§ Do this
Each line should be copied exactly.
================
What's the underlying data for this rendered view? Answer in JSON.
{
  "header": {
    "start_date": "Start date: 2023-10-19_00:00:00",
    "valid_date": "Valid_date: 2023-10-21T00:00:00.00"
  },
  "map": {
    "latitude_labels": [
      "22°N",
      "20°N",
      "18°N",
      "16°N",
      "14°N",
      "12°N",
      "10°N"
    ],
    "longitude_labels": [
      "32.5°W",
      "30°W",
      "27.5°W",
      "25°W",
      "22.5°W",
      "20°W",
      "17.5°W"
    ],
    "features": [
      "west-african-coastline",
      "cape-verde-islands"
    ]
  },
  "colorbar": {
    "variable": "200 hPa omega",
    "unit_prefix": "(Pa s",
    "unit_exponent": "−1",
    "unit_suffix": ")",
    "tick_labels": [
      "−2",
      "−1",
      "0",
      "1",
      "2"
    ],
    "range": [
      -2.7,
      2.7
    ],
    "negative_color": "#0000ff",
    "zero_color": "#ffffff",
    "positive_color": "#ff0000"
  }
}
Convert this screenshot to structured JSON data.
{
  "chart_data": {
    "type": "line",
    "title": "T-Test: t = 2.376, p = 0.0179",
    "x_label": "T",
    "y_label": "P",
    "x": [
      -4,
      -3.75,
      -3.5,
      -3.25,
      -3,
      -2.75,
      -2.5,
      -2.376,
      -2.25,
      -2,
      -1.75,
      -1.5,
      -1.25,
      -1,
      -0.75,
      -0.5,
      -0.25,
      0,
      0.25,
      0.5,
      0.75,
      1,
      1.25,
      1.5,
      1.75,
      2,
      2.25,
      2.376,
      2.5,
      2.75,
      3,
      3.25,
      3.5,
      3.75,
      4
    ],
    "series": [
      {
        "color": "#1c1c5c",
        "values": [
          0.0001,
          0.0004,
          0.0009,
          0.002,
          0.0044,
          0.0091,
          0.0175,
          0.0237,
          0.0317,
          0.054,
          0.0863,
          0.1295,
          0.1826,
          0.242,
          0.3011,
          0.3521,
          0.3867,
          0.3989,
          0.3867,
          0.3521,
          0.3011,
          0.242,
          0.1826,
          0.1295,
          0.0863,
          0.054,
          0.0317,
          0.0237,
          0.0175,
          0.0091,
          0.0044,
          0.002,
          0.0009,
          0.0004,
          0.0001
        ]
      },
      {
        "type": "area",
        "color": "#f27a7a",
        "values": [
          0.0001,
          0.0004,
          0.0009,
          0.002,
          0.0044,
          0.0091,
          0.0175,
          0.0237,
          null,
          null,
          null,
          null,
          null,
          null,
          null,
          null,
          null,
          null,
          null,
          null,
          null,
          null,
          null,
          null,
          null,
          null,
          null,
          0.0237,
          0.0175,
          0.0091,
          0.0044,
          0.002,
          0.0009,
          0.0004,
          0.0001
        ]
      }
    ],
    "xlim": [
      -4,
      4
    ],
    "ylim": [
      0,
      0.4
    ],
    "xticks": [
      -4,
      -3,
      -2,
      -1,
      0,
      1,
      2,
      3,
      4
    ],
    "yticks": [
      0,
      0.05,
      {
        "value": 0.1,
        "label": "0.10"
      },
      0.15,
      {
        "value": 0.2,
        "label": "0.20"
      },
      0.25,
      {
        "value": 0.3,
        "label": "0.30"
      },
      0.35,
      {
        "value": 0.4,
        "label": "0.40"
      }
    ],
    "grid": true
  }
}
================
§ In response
What's the underlying data for this rendered view? Answer in JSON.
{
  "header": {
    "start_date": "Start date: 2023-10-19_00:00:00",
    "valid_date": "Valid_date: 2023-10-21T00:00:00.00"
  },
  "map": {
    "latitude_labels": [
      "22°N",
      "20°N",
      "18°N",
      "16°N",
      "14°N",
      "12°N",
      "10°N"
    ],
    "longitude_labels": [
      "32.5°W",
      "30°W",
      "27.5°W",
      "25°W",
      "22.5°W",
      "20°W",
      "17.5°W"
    ],
    "features": [
      "west-african-coastline",
      "cape-verde-islands"
    ]
  },
  "colorbar": {
    "variable": "200 hPa omega",
    "unit_prefix": "(Pa s",
    "unit_exponent": "−1",
    "unit_suffix": ")",
    "tick_labels": [
      "−2",
      "−1",
      "0",
      "1",
      "2"
    ],
    "range": [
      -2.7,
      2.7
    ],
    "negative_color": "#0000ff",
    "zero_color": "#ffffff",
    "positive_color": "#ff0000"
  }
}
Convert this screenshot to structured JSON data.
{
  "chart_data": {
    "type": "line",
    "title": "T-Test: t = 2.376, p = 0.0179",
    "x_label": "T",
    "y_label": "P",
    "x": [
      -4,
      -3.75,
      -3.5,
      -3.25,
      -3,
      -2.75,
      -2.5,
      -2.376,
      -2.25,
      -2,
      -1.75,
      -1.5,
      -1.25,
      -1,
      -0.75,
      -0.5,
      -0.25,
      0,
      0.25,
      0.5,
      0.75,
      1,
      1.25,
      1.5,
      1.75,
      2,
      2.25,
      2.376,
      2.5,
      2.75,
      3,
      3.25,
      3.5,
      3.75,
      4
    ],
    "series": [
      {
        "color": "#1c1c5c",
        "values": [
          0.0001,
          0.0004,
          0.0009,
          0.002,
          0.0044,
          0.0091,
          0.0175,
          0.0237,
          0.0317,
          0.054,
          0.0863,
          0.1295,
          0.1826,
          0.242,
          0.3011,
          0.3521,
          0.3867,
          0.3989,
          0.3867,
          0.3521,
          0.3011,
          0.242,
          0.1826,
          0.1295,
          0.0863,
          0.054,
          0.0317,
          0.0237,
          0.0175,
          0.0091,
          0.0044,
          0.002,
          0.0009,
          0.0004,
          0.0001
        ]
      },
      {
        "type": "area",
        "color": "#f27a7a",
        "values": [
          0.0001,
          0.0004,
          0.0009,
          0.002,
          0.0044,
          0.0091,
          0.0175,
          0.0237,
          null,
          null,
          null,
          null,
          null,
          null,
          null,
          null,
          null,
          null,
          null,
          null,
          null,
          null,
          null,
          null,
          null,
          null,
          null,
          0.0237,
          0.0175,
          0.0091,
          0.0044,
          0.002,
          0.0009,
          0.0004,
          0.0001
        ]
      }
    ],
    "xlim": [
      -4,
      4
    ],
    "ylim": [
      0,
      0.4
    ],
    "xticks": [
      -4,
      -3,
      -2,
      -1,
      0,
      1,
      2,
      3,
      4
    ],
    "yticks": [
      0,
      0.05,
      {
        "value": 0.1,
        "label": "0.10"
      },
      0.15,
      {
        "value": 0.2,
        "label": "0.20"
      },
      0.25,
      {
        "value": 0.3,
        "label": "0.30"
      },
      0.35,
      {
        "value": 0.4,
        "label": "0.40"
      }
    ],
    "grid": true
  }
}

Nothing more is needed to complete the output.